--- start of PROVIDED DATA ---
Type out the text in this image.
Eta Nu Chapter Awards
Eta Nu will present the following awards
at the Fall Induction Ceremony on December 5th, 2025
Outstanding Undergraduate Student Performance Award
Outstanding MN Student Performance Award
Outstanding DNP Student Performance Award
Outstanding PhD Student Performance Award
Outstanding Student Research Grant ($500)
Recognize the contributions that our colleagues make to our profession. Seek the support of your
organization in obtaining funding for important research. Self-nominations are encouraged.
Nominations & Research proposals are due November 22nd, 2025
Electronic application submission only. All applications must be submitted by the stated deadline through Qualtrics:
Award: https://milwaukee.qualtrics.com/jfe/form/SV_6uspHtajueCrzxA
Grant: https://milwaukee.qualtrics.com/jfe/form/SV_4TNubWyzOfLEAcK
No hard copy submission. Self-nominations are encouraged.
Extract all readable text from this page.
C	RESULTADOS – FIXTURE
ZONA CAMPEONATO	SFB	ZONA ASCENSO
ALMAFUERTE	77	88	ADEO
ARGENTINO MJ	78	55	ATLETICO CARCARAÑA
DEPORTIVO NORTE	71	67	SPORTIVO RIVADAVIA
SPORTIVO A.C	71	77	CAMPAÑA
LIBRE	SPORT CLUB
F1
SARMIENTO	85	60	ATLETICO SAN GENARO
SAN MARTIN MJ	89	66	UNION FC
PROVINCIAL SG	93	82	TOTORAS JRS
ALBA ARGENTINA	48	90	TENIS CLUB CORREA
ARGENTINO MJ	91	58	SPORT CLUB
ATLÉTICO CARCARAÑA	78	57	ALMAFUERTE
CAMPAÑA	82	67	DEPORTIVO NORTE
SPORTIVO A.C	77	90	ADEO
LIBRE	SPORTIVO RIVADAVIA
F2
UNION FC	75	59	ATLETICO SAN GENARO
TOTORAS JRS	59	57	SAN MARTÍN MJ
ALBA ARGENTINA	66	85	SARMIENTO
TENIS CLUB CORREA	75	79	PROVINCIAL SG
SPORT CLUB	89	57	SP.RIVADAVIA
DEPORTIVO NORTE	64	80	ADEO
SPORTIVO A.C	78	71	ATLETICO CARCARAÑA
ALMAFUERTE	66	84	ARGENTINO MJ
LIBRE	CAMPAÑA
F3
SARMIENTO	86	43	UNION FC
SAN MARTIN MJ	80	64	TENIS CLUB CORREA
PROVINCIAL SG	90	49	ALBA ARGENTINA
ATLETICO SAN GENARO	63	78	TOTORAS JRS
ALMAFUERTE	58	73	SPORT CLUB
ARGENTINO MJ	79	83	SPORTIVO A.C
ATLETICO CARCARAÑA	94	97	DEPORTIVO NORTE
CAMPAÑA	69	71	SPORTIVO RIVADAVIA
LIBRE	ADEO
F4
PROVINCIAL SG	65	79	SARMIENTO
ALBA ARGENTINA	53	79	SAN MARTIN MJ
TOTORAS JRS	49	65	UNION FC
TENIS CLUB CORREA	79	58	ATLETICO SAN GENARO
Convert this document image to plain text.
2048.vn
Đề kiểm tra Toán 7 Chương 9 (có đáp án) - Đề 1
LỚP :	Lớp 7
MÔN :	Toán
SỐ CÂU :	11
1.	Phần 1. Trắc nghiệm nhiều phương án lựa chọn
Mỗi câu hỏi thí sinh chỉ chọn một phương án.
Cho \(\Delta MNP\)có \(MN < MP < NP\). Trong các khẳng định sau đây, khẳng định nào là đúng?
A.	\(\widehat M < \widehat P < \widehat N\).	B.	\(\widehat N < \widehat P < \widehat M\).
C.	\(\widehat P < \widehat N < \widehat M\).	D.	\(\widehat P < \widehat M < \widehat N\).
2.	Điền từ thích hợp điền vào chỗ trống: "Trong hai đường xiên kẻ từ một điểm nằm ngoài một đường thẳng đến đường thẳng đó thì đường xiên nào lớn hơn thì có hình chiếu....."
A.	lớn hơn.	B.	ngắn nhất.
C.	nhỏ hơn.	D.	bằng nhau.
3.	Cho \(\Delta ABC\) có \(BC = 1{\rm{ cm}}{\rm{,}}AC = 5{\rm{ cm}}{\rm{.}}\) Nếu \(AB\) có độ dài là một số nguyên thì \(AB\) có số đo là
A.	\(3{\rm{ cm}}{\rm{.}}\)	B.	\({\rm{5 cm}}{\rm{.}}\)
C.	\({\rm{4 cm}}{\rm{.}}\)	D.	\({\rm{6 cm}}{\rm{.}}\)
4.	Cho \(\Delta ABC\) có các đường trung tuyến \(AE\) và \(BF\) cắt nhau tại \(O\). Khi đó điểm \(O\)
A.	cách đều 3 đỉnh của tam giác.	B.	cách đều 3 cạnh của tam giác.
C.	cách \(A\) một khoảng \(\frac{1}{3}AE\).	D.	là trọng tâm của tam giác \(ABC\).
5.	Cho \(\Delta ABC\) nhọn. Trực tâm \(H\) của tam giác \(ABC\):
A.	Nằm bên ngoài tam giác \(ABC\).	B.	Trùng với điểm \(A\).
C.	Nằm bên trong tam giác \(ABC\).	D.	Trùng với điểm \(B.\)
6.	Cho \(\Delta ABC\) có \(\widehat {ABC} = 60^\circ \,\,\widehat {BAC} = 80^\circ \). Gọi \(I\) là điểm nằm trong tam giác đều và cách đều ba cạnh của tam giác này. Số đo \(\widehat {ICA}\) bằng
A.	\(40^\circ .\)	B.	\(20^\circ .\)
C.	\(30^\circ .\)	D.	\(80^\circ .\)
--- end of PROVIDED DATA ---
▶ OBJECTIVE:
From the entries above, collect every line with the string "phương" in it.

▶ ANSWER FOR THE TASK:
1.	Phần 1. Trắc nghiệm nhiều phương án lựa chọn
Mỗi câu hỏi thí sinh chỉ chọn một phương án.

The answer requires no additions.